# start of Available data

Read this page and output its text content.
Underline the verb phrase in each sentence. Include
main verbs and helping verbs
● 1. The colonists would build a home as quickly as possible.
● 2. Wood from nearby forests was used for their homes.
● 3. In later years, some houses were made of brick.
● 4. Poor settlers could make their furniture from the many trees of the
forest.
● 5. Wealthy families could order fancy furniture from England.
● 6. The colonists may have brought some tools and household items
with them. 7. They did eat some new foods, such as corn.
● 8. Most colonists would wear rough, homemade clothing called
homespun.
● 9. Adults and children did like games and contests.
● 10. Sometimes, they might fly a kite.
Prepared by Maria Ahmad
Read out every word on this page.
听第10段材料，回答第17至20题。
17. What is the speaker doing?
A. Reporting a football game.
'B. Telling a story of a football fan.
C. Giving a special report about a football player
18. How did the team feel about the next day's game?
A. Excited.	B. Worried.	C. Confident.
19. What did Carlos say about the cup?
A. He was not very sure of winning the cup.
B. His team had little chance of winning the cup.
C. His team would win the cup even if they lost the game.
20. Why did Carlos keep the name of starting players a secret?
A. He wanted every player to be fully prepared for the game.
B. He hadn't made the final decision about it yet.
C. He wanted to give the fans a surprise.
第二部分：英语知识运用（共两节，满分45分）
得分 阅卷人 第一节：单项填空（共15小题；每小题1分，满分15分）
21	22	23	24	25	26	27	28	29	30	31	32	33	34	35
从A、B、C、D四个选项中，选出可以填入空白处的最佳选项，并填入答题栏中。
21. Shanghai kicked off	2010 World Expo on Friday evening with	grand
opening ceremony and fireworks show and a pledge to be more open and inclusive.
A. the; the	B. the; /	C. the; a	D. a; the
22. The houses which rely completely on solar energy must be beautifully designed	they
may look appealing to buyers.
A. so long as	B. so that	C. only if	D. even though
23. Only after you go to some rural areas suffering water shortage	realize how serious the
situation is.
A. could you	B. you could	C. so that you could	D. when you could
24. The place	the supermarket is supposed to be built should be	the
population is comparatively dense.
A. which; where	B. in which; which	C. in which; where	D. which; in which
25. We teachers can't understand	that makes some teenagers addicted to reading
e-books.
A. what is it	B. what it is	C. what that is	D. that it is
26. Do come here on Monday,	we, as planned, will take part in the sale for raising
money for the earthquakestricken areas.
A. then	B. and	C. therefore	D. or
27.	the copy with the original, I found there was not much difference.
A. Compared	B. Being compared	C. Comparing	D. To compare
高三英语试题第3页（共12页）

# end of Available data

__Written instruction__. Retype the records above exactly.

__Task solution__.
Read this page and output its text content.
Underline the verb phrase in each sentence. Include
main verbs and helping verbs
● 1. The colonists would build a home as quickly as possible.
● 2. Wood from nearby forests was used for their homes.
● 3. In later years, some houses were made of brick.
● 4. Poor settlers could make their furniture from the many trees of the
forest.
● 5. Wealthy families could order fancy furniture from England.
● 6. The colonists may have brought some tools and household items
with them. 7. They did eat some new foods, such as corn.
● 8. Most colonists would wear rough, homemade clothing called
homespun.
● 9. Adults and children did like games and contests.
● 10. Sometimes, they might fly a kite.
Prepared by Maria Ahmad
Read out every word on this page.
听第10段材料，回答第17至20题。
17. What is the speaker doing?
A. Reporting a football game.
'B. Telling a story of a football fan.
C. Giving a special report about a football player
18. How did the team feel about the next day's game?
A. Excited.	B. Worried.	C. Confident.
19. What did Carlos say about the cup?
A. He was not very sure of winning the cup.
B. His team had little chance of winning the cup.
C. His team would win the cup even if they lost the game.
20. Why did Carlos keep the name of starting players a secret?
A. He wanted every player to be fully prepared for the game.
B. He hadn't made the final decision about it yet.
C. He wanted to give the fans a surprise.
第二部分：英语知识运用（共两节，满分45分）
得分 阅卷人 第一节：单项填空（共15小题；每小题1分，满分15分）
21	22	23	24	25	26	27	28	29	30	31	32	33	34	35
从A、B、C、D四个选项中，选出可以填入空白处的最佳选项，并填入答题栏中。
21. Shanghai kicked off	2010 World Expo on Friday evening with	grand
opening ceremony and fireworks show and a pledge to be more open and inclusive.
A. the; the	B. the; /	C. the; a	D. a; the
22. The houses which rely completely on solar energy must be beautifully designed	they
may look appealing to buyers.
A. so long as	B. so that	C. only if	D. even though
23. Only after you go to some rural areas suffering water shortage	realize how serious the
situation is.
A. could you	B. you could	C. so that you could	D. when you could
24. The place	the supermarket is supposed to be built should be	the
population is comparatively dense.
A. which; where	B. in which; which	C. in which; where	D. which; in which
25. We teachers can't understand	that makes some teenagers addicted to reading
e-books.
A. what is it	B. what it is	C. what that is	D. that it is
26. Do come here on Monday,	we, as planned, will take part in the sale for raising
money for the earthquakestricken areas.
A. then	B. and	C. therefore	D. or
27.	the copy with the original, I found there was not much difference.
A. Compared	B. Being compared	C. Comparing	D. To compare
高三英语试题第3页（共12页）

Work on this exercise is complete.